------ Material for this task ------

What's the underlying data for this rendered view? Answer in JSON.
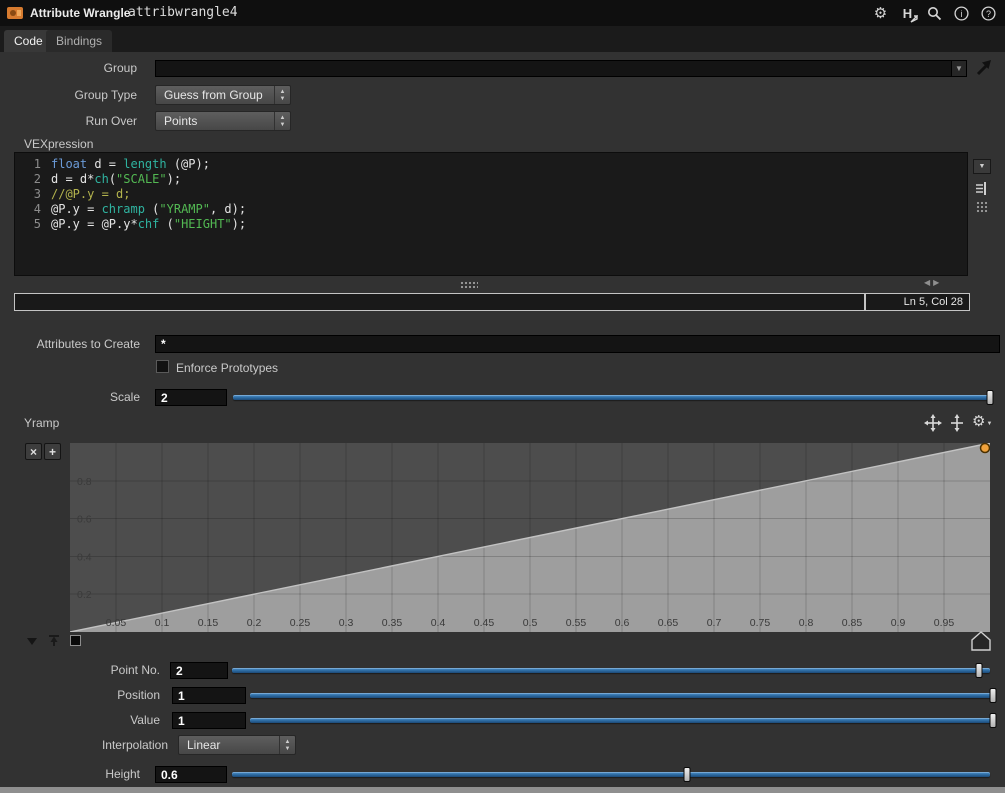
{
  "header": {
    "title": "Attribute Wrangle",
    "node_name": "attribwrangle4"
  },
  "tabs": {
    "code": "Code",
    "bindings": "Bindings"
  },
  "glyphs": {
    "up": "▲",
    "down": "▼",
    "left": "◀",
    "right": "▶",
    "gear": "⚙",
    "houdini_h": "H",
    "close": "×",
    "plus": "+"
  },
  "form": {
    "group": {
      "label": "Group",
      "value": ""
    },
    "group_type": {
      "label": "Group Type",
      "value": "Guess from Group"
    },
    "run_over": {
      "label": "Run Over",
      "value": "Points"
    },
    "vexpression_label": "VEXpression",
    "status": {
      "cursor": "Ln 5, Col 28"
    },
    "attributes": {
      "label": "Attributes to Create",
      "value": "*"
    },
    "enforce_prototypes": {
      "label": "Enforce Prototypes",
      "checked": false
    },
    "scale": {
      "label": "Scale",
      "value": "2",
      "fraction": 1
    },
    "yramp_label": "Yramp",
    "point_no": {
      "label": "Point No.",
      "value": "2",
      "fraction": 0.985
    },
    "position": {
      "label": "Position",
      "value": "1",
      "fraction": 1
    },
    "value": {
      "label": "Value",
      "value": "1",
      "fraction": 1
    },
    "interpolation": {
      "label": "Interpolation",
      "value": "Linear"
    },
    "height": {
      "label": "Height",
      "value": "0.6",
      "fraction": 0.6
    }
  },
  "code": {
    "lines": [
      {
        "no": "1",
        "segments": [
          {
            "t": "float",
            "c": "kw"
          },
          {
            "t": " d = ",
            "c": "pl"
          },
          {
            "t": "length",
            "c": "fn"
          },
          {
            "t": " (@P);",
            "c": "pl"
          }
        ]
      },
      {
        "no": "2",
        "segments": [
          {
            "t": "d = d*",
            "c": "pl"
          },
          {
            "t": "ch",
            "c": "fn"
          },
          {
            "t": "(",
            "c": "pl"
          },
          {
            "t": "\"SCALE\"",
            "c": "str"
          },
          {
            "t": ");",
            "c": "pl"
          }
        ]
      },
      {
        "no": "3",
        "segments": [
          {
            "t": "//@P.y = d;",
            "c": "cm"
          }
        ]
      },
      {
        "no": "4",
        "segments": [
          {
            "t": "@P.y = ",
            "c": "pl"
          },
          {
            "t": "chramp",
            "c": "fn"
          },
          {
            "t": " (",
            "c": "pl"
          },
          {
            "t": "\"YRAMP\"",
            "c": "str"
          },
          {
            "t": ", d);",
            "c": "pl"
          }
        ]
      },
      {
        "no": "5",
        "segments": [
          {
            "t": "@P.y = @P.y*",
            "c": "pl"
          },
          {
            "t": "chf",
            "c": "fn"
          },
          {
            "t": " (",
            "c": "pl"
          },
          {
            "t": "\"HEIGHT\"",
            "c": "str"
          },
          {
            "t": ");",
            "c": "pl"
          }
        ]
      }
    ]
  },
  "chart_data": {
    "type": "area",
    "title": "Yramp",
    "points": [
      {
        "position": 0,
        "value": 0
      },
      {
        "position": 1,
        "value": 1
      }
    ],
    "interpolation": "Linear",
    "selected_point_index": 1,
    "xlim": [
      0,
      1
    ],
    "ylim": [
      0,
      1
    ],
    "x_ticks": [
      0.05,
      0.1,
      0.15,
      0.2,
      0.25,
      0.3,
      0.35,
      0.4,
      0.45,
      0.5,
      0.55,
      0.6,
      0.65,
      0.7,
      0.75,
      0.8,
      0.85,
      0.9,
      0.95
    ],
    "y_ticks": [
      0.2,
      0.4,
      0.6,
      0.8
    ],
    "grid": true,
    "colors": {
      "bg": "#4d4d4d",
      "fill": "#9e9e9e",
      "line": "#c2c2c2",
      "grid": "rgba(0,0,0,0.18)",
      "tick_text": "#3a3a3a",
      "selected_point": "#f0a23c"
    }
  },
  "icons": {
    "header": [
      "gear-icon",
      "houdini-select-icon",
      "search-icon",
      "info-icon",
      "help-icon"
    ],
    "ramp_toolbar": [
      "move-all-icon",
      "move-frame-icon",
      "gear-icon"
    ]
  },
  "colors": {
    "accent_blue": "#2f6fae",
    "panel_bg": "#323232",
    "header_bg": "#0f0f0f",
    "editor_bg": "#1a1a1a",
    "input_bg": "#141414",
    "node_icon_orange": "#d77b2f"
  }
}
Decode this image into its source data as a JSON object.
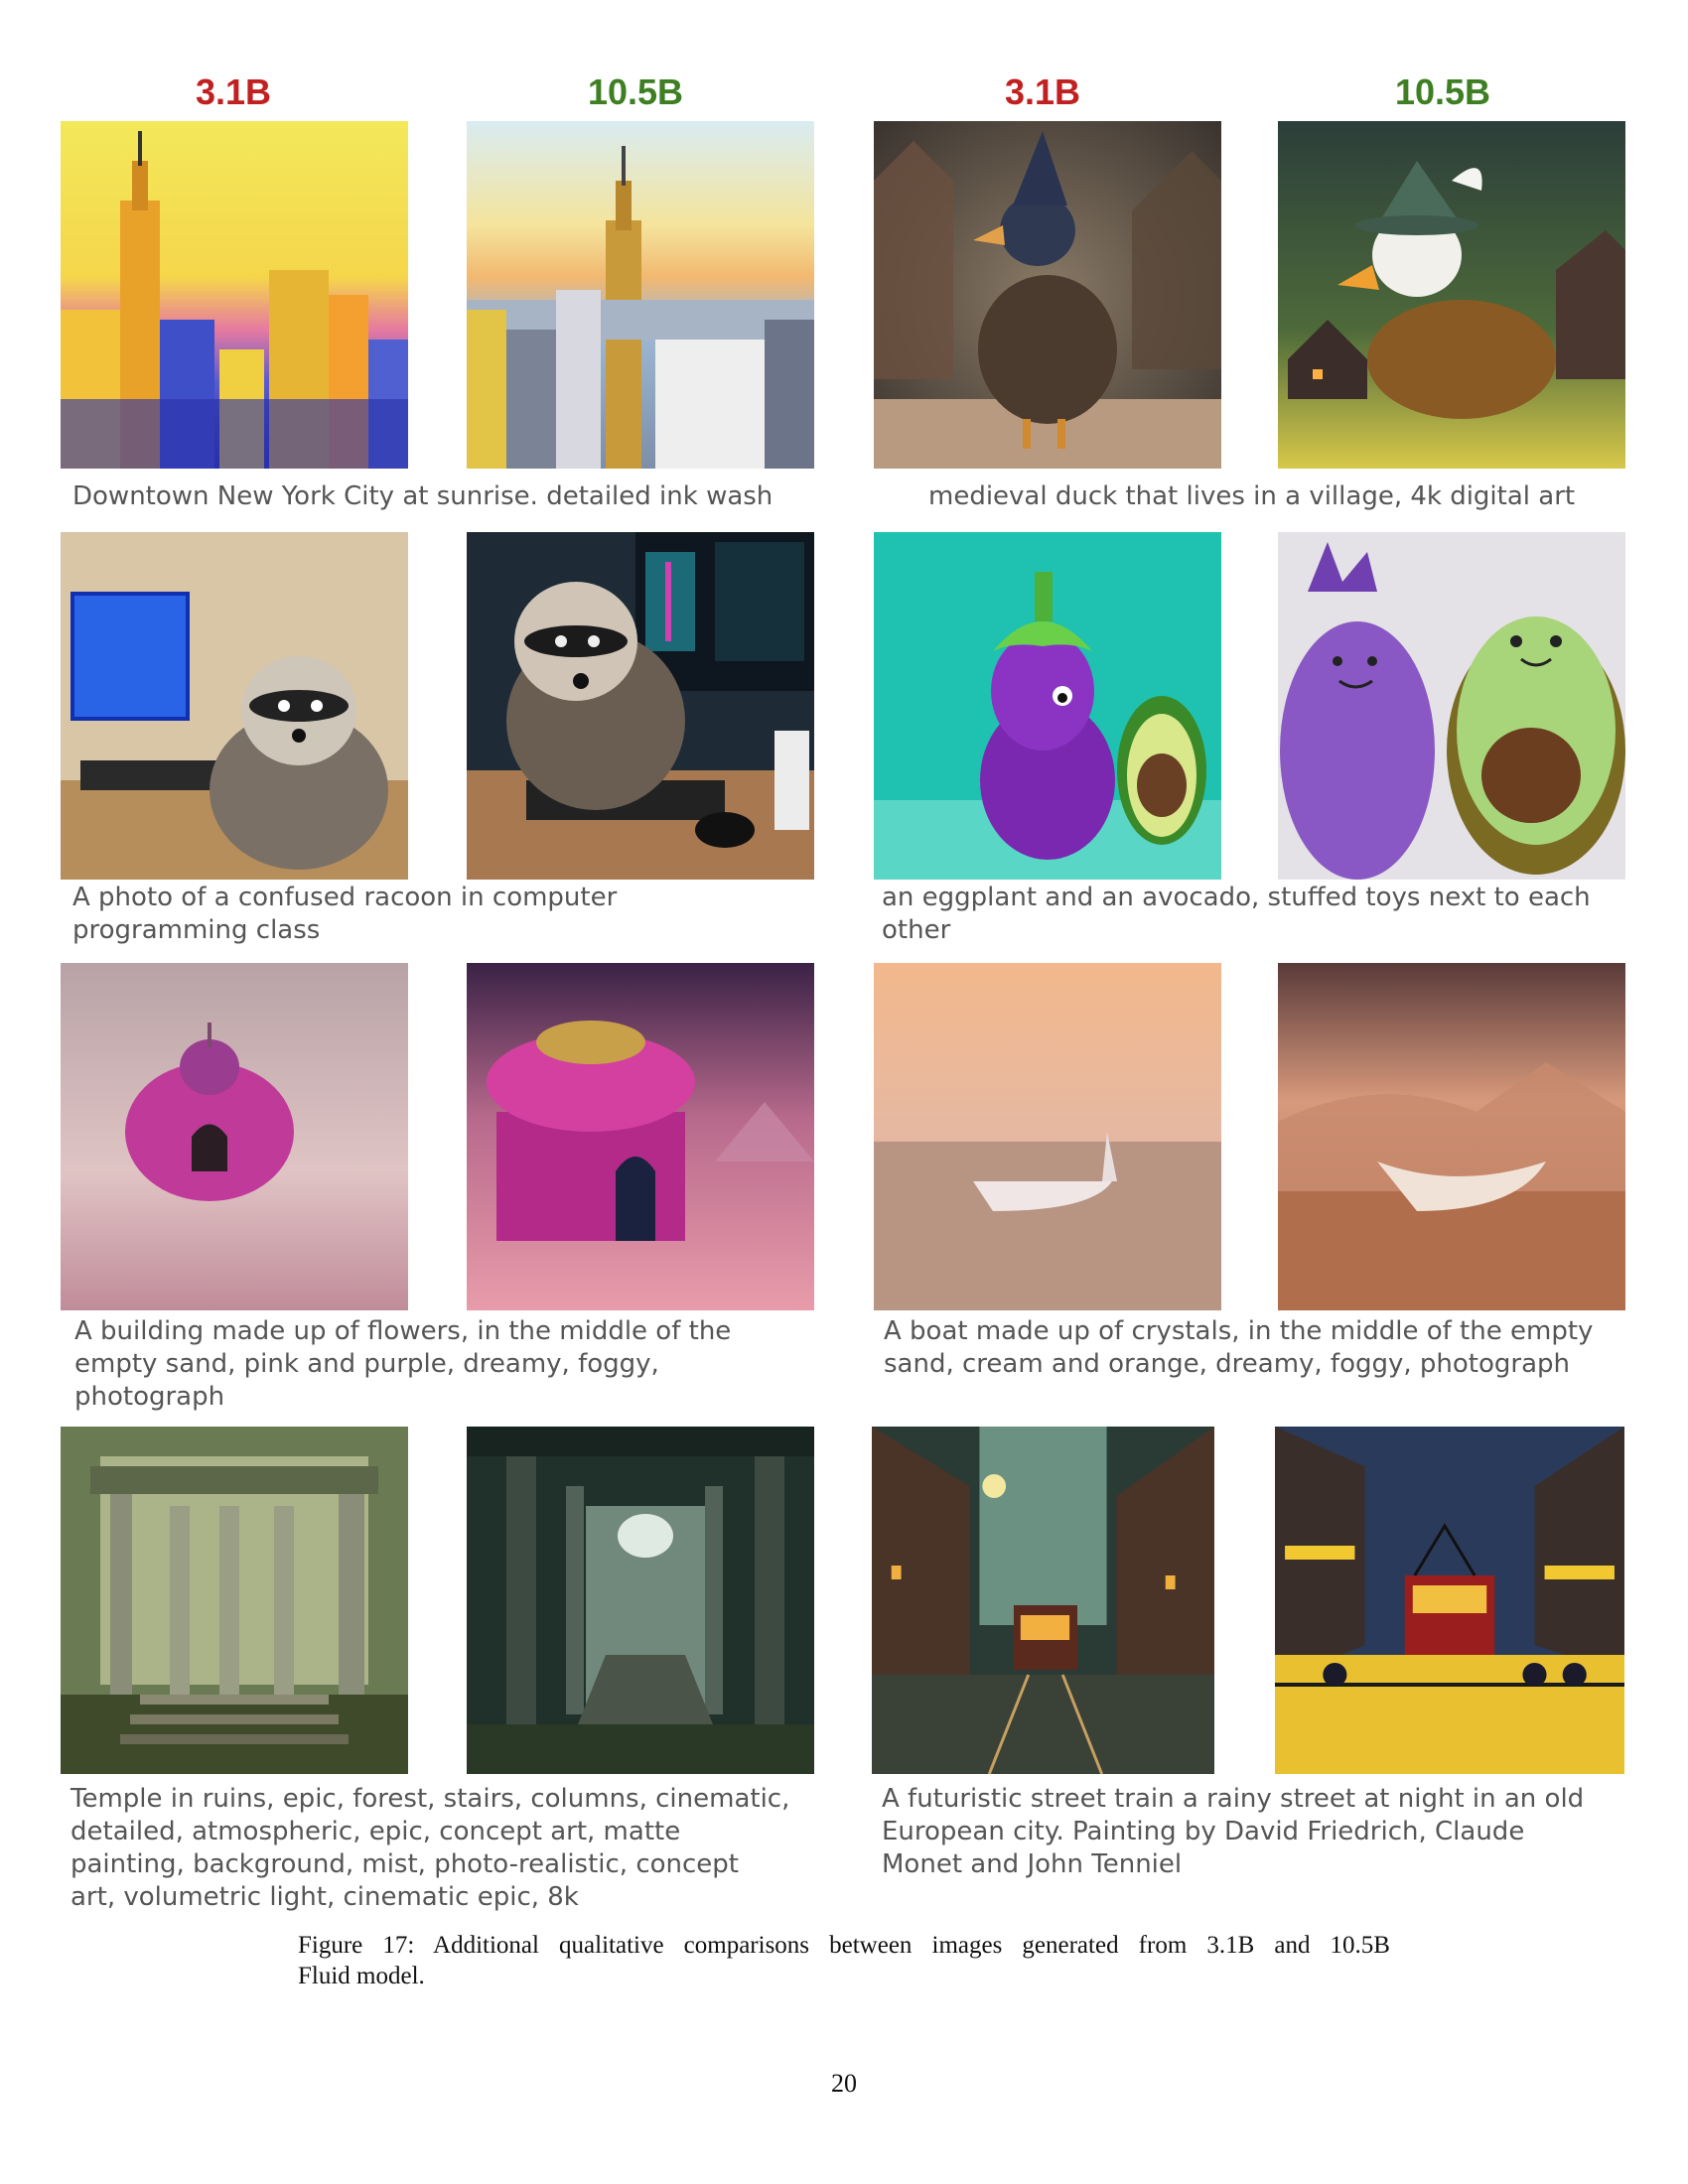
{
  "headers": {
    "col1": "3.1B",
    "col2": "10.5B",
    "col3": "3.1B",
    "col4": "10.5B"
  },
  "captions": {
    "nyc": "Downtown New York City at sunrise. detailed ink wash",
    "duck": "medieval duck that lives in a village, 4k digital art",
    "racoon_l1": "A photo of a confused racoon in computer",
    "racoon_l2": "programming class",
    "toys_l1": "an eggplant and an avocado, stuffed toys next to each",
    "toys_l2": "other",
    "flowers_l1": "A building made up of flowers, in the middle of the",
    "flowers_l2": "empty sand, pink and purple, dreamy, foggy,",
    "flowers_l3": "photograph",
    "boat_l1": "A boat made up of crystals, in the middle of the empty",
    "boat_l2": "sand, cream and orange, dreamy, foggy, photograph",
    "temple_l1": "Temple in ruins, epic, forest, stairs, columns, cinematic,",
    "temple_l2": "detailed, atmospheric, epic, concept art, matte",
    "temple_l3": "painting, background, mist, photo-realistic, concept",
    "temple_l4": "art, volumetric light, cinematic epic, 8k",
    "train_l1": "A futuristic street train a rainy street at night in an old",
    "train_l2": "European city. Painting by David Friedrich, Claude",
    "train_l3": "Monet and John Tenniel"
  },
  "figure_caption": {
    "line1": "Figure 17:  Additional qualitative comparisons between images generated from 3.1B and 10.5B",
    "line2": "Fluid model."
  },
  "page_number": "20",
  "colors": {
    "header_red": "#c0201f",
    "header_green": "#3d7f22",
    "caption_gray": "#555555"
  }
}
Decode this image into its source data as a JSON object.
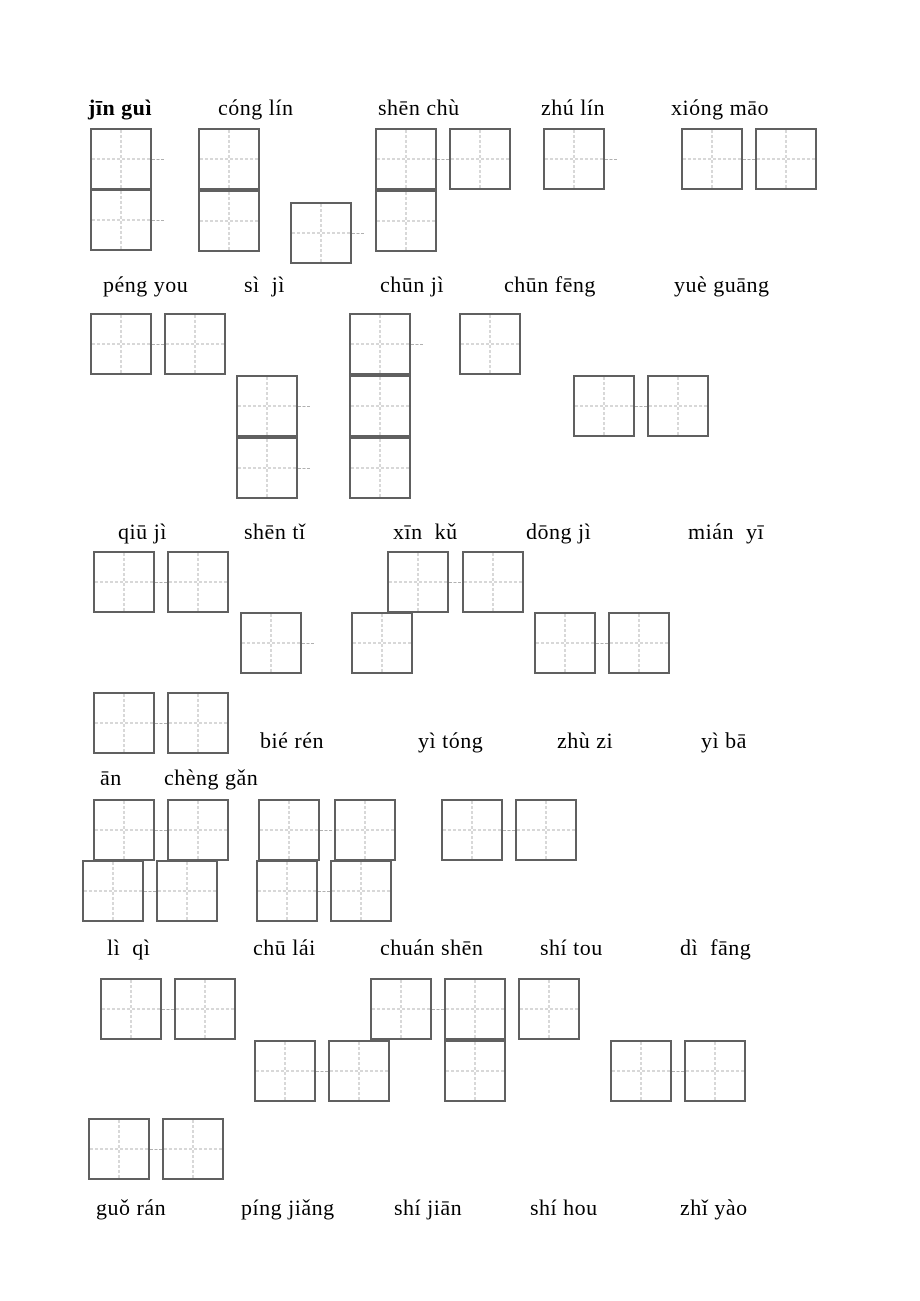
{
  "line1": {
    "a": "jīn guì",
    "b": "cóng lín",
    "c": "shēn chù",
    "d": "zhú lín",
    "e": "xióng māo"
  },
  "line2": {
    "a": "péng you",
    "b": "sì  jì",
    "c": "chūn jì",
    "d": "chūn fēng",
    "e": "yuè guāng"
  },
  "line3": {
    "a": "qiū jì",
    "b": "shēn tǐ",
    "c": "xīn  kǔ",
    "d": "dōng jì",
    "e": "mián  yī"
  },
  "line4": {
    "a": "bié rén",
    "b": "yì tóng",
    "c": "zhù zi",
    "d": "yì bā"
  },
  "line5": {
    "a": "ān",
    "b": "chèng gǎn"
  },
  "line6": {
    "a": "lì  qì",
    "b": "chū lái",
    "c": "chuán shēn",
    "d": "shí tou",
    "e": "dì  fāng"
  },
  "line7": {
    "a": "guǒ rán",
    "b": "píng jiǎng",
    "c": "shí jiān",
    "d": "shí hou",
    "e": "zhǐ yào"
  }
}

------

**Prompt**
Pictures in the records above are not copied; print everything else exactly.

**In response**
What's the underlying data for this rendered view? Answer in JSON.
{
  "header": {
    "title": "Attribute Wrangle",
    "node_name": "attribwrangle4"
  },
  "tabs": {
    "code": "Code",
    "bindings": "Bindings"
  },
  "glyphs": {
    "up": "▲",
    "down": "▼",
    "left": "◀",
    "right": "▶",
    "gear": "⚙",
    "houdini_h": "H",
    "close": "×",
    "plus": "+"
  },
  "form": {
    "group": {
      "label": "Group",
      "value": ""
    },
    "group_type": {
      "label": "Group Type",
      "value": "Guess from Group"
    },
    "run_over": {
      "label": "Run Over",
      "value": "Points"
    },
    "vexpression_label": "VEXpression",
    "status": {
      "cursor": "Ln 5, Col 28"
    },
    "attributes": {
      "label": "Attributes to Create",
      "value": "*"
    },
    "enforce_prototypes": {
      "label": "Enforce Prototypes",
      "checked": false
    },
    "scale": {
      "label": "Scale",
      "value": "2",
      "fraction": 1
    },
    "yramp_label": "Yramp",
    "point_no": {
      "label": "Point No.",
      "value": "2",
      "fraction": 0.985
    },
    "position": {
      "label": "Position",
      "value": "1",
      "fraction": 1
    },
    "value": {
      "label": "Value",
      "value": "1",
      "fraction": 1
    },
    "interpolation": {
      "label": "Interpolation",
      "value": "Linear"
    },
    "height": {
      "label": "Height",
      "value": "0.6",
      "fraction": 0.6
    }
  },
  "code": {
    "lines": [
      {
        "no": "1",
        "segments": [
          {
            "t": "float",
            "c": "kw"
          },
          {
            "t": " d = ",
            "c": "pl"
          },
          {
            "t": "length",
            "c": "fn"
          },
          {
            "t": " (@P);",
            "c": "pl"
          }
        ]
      },
      {
        "no": "2",
        "segments": [
          {
            "t": "d = d*",
            "c": "pl"
          },
          {
            "t": "ch",
            "c": "fn"
          },
          {
            "t": "(",
            "c": "pl"
          },
          {
            "t": "\"SCALE\"",
            "c": "str"
          },
          {
            "t": ");",
            "c": "pl"
          }
        ]
      },
      {
        "no": "3",
        "segments": [
          {
            "t": "//@P.y = d;",
            "c": "cm"
          }
        ]
      },
      {
        "no": "4",
        "segments": [
          {
            "t": "@P.y = ",
            "c": "pl"
          },
          {
            "t": "chramp",
            "c": "fn"
          },
          {
            "t": " (",
            "c": "pl"
          },
          {
            "t": "\"YRAMP\"",
            "c": "str"
          },
          {
            "t": ", d);",
            "c": "pl"
          }
        ]
      },
      {
        "no": "5",
        "segments": [
          {
            "t": "@P.y = @P.y*",
            "c": "pl"
          },
          {
            "t": "chf",
            "c": "fn"
          },
          {
            "t": " (",
            "c": "pl"
          },
          {
            "t": "\"HEIGHT\"",
            "c": "str"
          },
          {
            "t": ");",
            "c": "pl"
          }
        ]
      }
    ]
  },
  "chart_data": {
    "type": "area",
    "title": "Yramp",
    "points": [
      {
        "position": 0,
        "value": 0
      },
      {
        "position": 1,
        "value": 1
      }
    ],
    "interpolation": "Linear",
    "selected_point_index": 1,
    "xlim": [
      0,
      1
    ],
    "ylim": [
      0,
      1
    ],
    "x_ticks": [
      0.05,
      0.1,
      0.15,
      0.2,
      0.25,
      0.3,
      0.35,
      0.4,
      0.45,
      0.5,
      0.55,
      0.6,
      0.65,
      0.7,
      0.75,
      0.8,
      0.85,
      0.9,
      0.95
    ],
    "y_ticks": [
      0.2,
      0.4,
      0.6,
      0.8
    ],
    "grid": true,
    "colors": {
      "bg": "#4d4d4d",
      "fill": "#9e9e9e",
      "line": "#c2c2c2",
      "grid": "rgba(0,0,0,0.18)",
      "tick_text": "#3a3a3a",
      "selected_point": "#f0a23c"
    }
  },
  "icons": {
    "header": [
      "gear-icon",
      "houdini-select-icon",
      "search-icon",
      "info-icon",
      "help-icon"
    ],
    "ramp_toolbar": [
      "move-all-icon",
      "move-frame-icon",
      "gear-icon"
    ]
  },
  "colors": {
    "accent_blue": "#2f6fae",
    "panel_bg": "#323232",
    "header_bg": "#0f0f0f",
    "editor_bg": "#1a1a1a",
    "input_bg": "#141414",
    "node_icon_orange": "#d77b2f"
  }
}
Decode this image into its source data as a JSON object.
{
  "headers": {
    "col1": "3.1B",
    "col2": "10.5B",
    "col3": "3.1B",
    "col4": "10.5B"
  },
  "captions": {
    "nyc": "Downtown New York City at sunrise. detailed ink wash",
    "duck": "medieval duck that lives in a village, 4k digital art",
    "racoon_l1": "A photo of a confused racoon in computer",
    "racoon_l2": "programming class",
    "toys_l1": "an eggplant and an avocado, stuffed toys next to each",
    "toys_l2": "other",
    "flowers_l1": "A building made up of flowers, in the middle of the",
    "flowers_l2": "empty sand, pink and purple, dreamy, foggy,",
    "flowers_l3": "photograph",
    "boat_l1": "A boat made up of crystals, in the middle of the empty",
    "boat_l2": "sand, cream and orange, dreamy, foggy, photograph",
    "temple_l1": "Temple in ruins, epic, forest, stairs, columns, cinematic,",
    "temple_l2": "detailed, atmospheric, epic, concept art, matte",
    "temple_l3": "painting, background, mist, photo-realistic, concept",
    "temple_l4": "art, volumetric light, cinematic epic, 8k",
    "train_l1": "A futuristic street train a rainy street at night in an old",
    "train_l2": "European city. Painting by David Friedrich, Claude",
    "train_l3": "Monet and John Tenniel"
  },
  "figure_caption": {
    "line1": "Figure 17:  Additional qualitative comparisons between images generated from 3.1B and 10.5B",
    "line2": "Fluid model."
  },
  "page_number": "20",
  "colors": {
    "header_red": "#c0201f",
    "header_green": "#3d7f22",
    "caption_gray": "#555555"
  }
}
Decode this image into its source data as a JSON object.
{
  "line1": {
    "a": "jīn guì",
    "b": "cóng lín",
    "c": "shēn chù",
    "d": "zhú lín",
    "e": "xióng māo"
  },
  "line2": {
    "a": "péng you",
    "b": "sì  jì",
    "c": "chūn jì",
    "d": "chūn fēng",
    "e": "yuè guāng"
  },
  "line3": {
    "a": "qiū jì",
    "b": "shēn tǐ",
    "c": "xīn  kǔ",
    "d": "dōng jì",
    "e": "mián  yī"
  },
  "line4": {
    "a": "bié rén",
    "b": "yì tóng",
    "c": "zhù zi",
    "d": "yì bā"
  },
  "line5": {
    "a": "ān",
    "b": "chèng gǎn"
  },
  "line6": {
    "a": "lì  qì",
    "b": "chū lái",
    "c": "chuán shēn",
    "d": "shí tou",
    "e": "dì  fāng"
  },
  "line7": {
    "a": "guǒ rán",
    "b": "píng jiǎng",
    "c": "shí jiān",
    "d": "shí hou",
    "e": "zhǐ yào"
  }
}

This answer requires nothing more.